# START OF Provided data

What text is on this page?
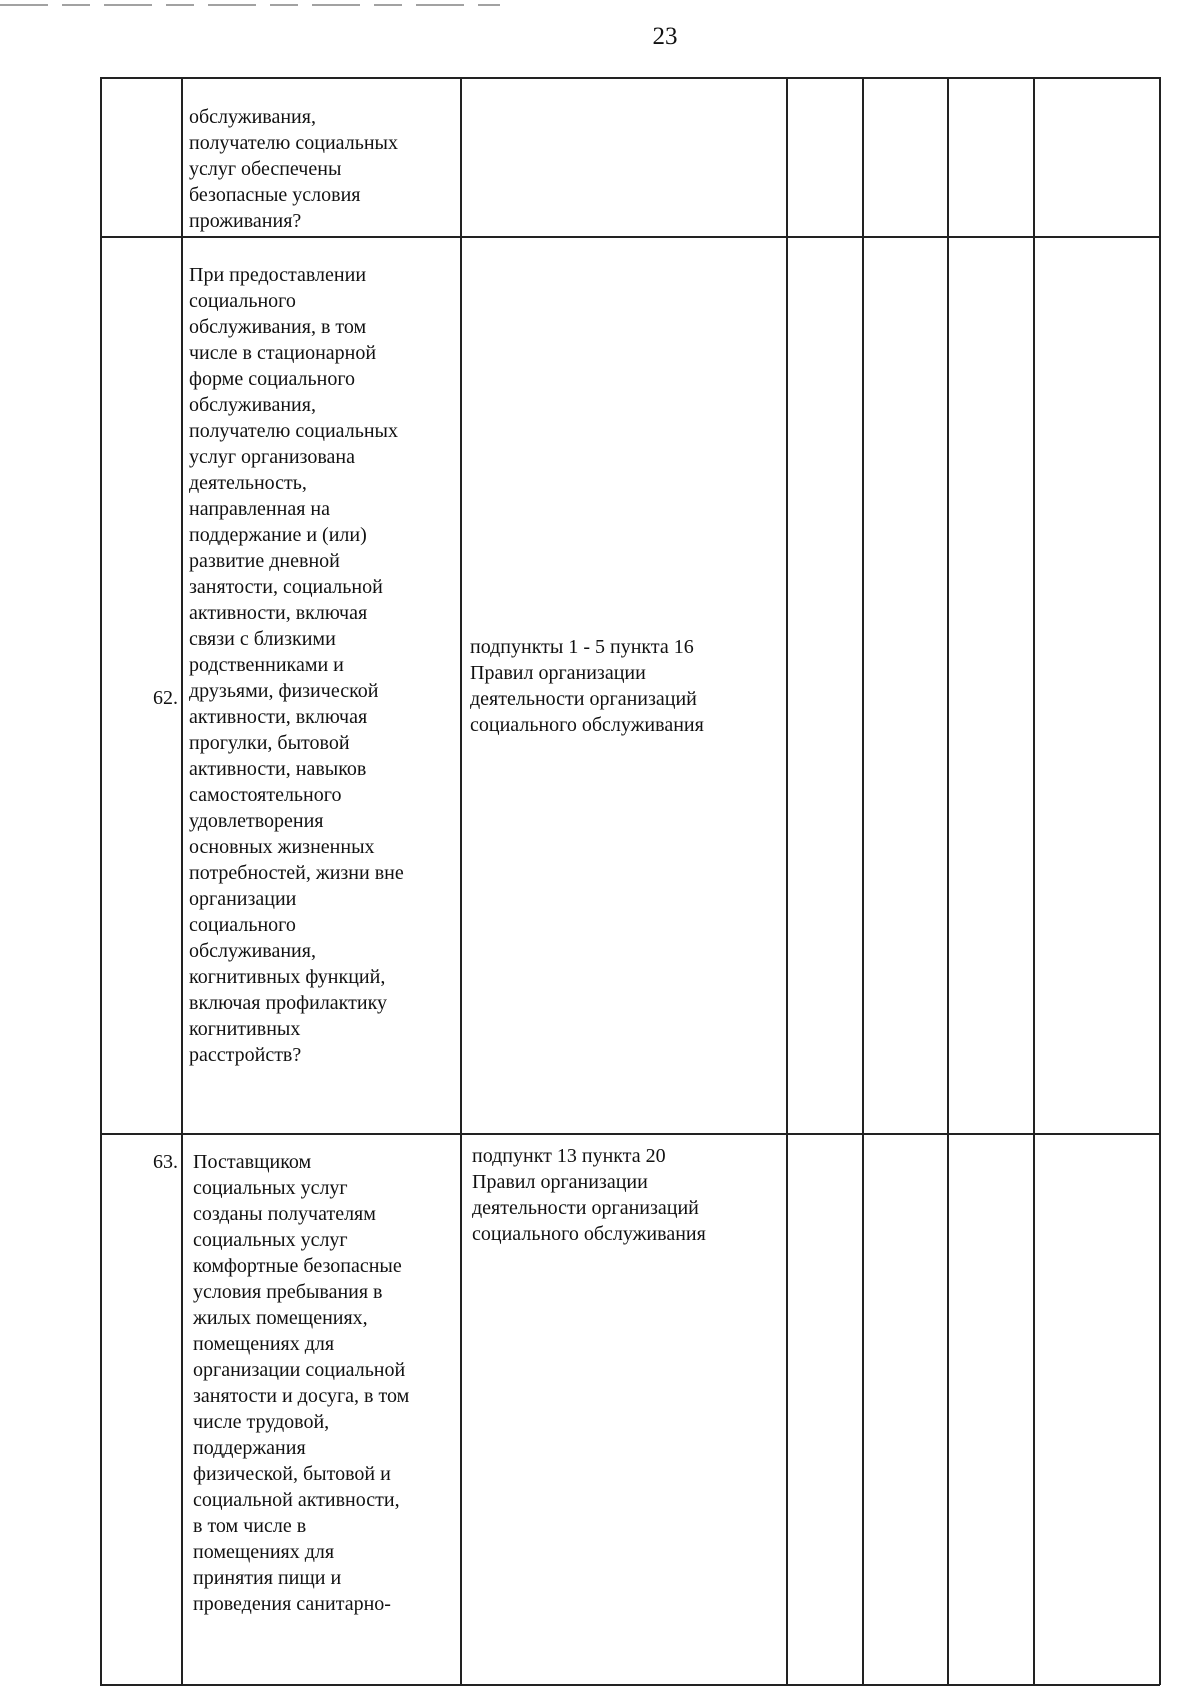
23
обслуживания,
получателю социальных
услуг обеспечены
безопасные условия
проживания?
62.
При предоставлении
социального
обслуживания, в том
числе в стационарной
форме социального
обслуживания,
получателю социальных
услуг организована
деятельность,
направленная на
поддержание и (или)
развитие дневной
занятости, социальной
активности, включая
связи с близкими
родственниками и
друзьями, физической
активности, включая
прогулки, бытовой
активности, навыков
самостоятельного
удовлетворения
основных жизненных
потребностей, жизни вне
организации
социального
обслуживания,
когнитивных функций,
включая профилактику
когнитивных
расстройств?
подпункты 1 - 5 пункта 16
Правил организации
деятельности организаций
социального обслуживания
63. Поставщиком
социальных услуг
созданы получателям
социальных услуг
комфортные безопасные
условия пребывания в
жилых помещениях,
помещениях для
организации социальной
занятости и досуга, в том
числе трудовой,
поддержания
физической, бытовой и
социальной активности,
в том числе в
помещениях для
принятия пищи и
проведения санитарно-
подпункт 13 пункта 20
Правил организации
деятельности организаций
социального обслуживания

# END OF Provided data

Description of the task —
Repeat the material above word for word and skip every image in it.

Expected answer —
What text is on this page?
23
обслуживания,
получателю социальных
услуг обеспечены
безопасные условия
проживания?
62.
При предоставлении
социального
обслуживания, в том
числе в стационарной
форме социального
обслуживания,
получателю социальных
услуг организована
деятельность,
направленная на
поддержание и (или)
развитие дневной
занятости, социальной
активности, включая
связи с близкими
родственниками и
друзьями, физической
активности, включая
прогулки, бытовой
активности, навыков
самостоятельного
удовлетворения
основных жизненных
потребностей, жизни вне
организации
социального
обслуживания,
когнитивных функций,
включая профилактику
когнитивных
расстройств?
подпункты 1 - 5 пункта 16
Правил организации
деятельности организаций
социального обслуживания
63. Поставщиком
социальных услуг
созданы получателям
социальных услуг
комфортные безопасные
условия пребывания в
жилых помещениях,
помещениях для
организации социальной
занятости и досуга, в том
числе трудовой,
поддержания
физической, бытовой и
социальной активности,
в том числе в
помещениях для
принятия пищи и
проведения санитарно-
подпункт 13 пункта 20
Правил организации
деятельности организаций
социального обслуживания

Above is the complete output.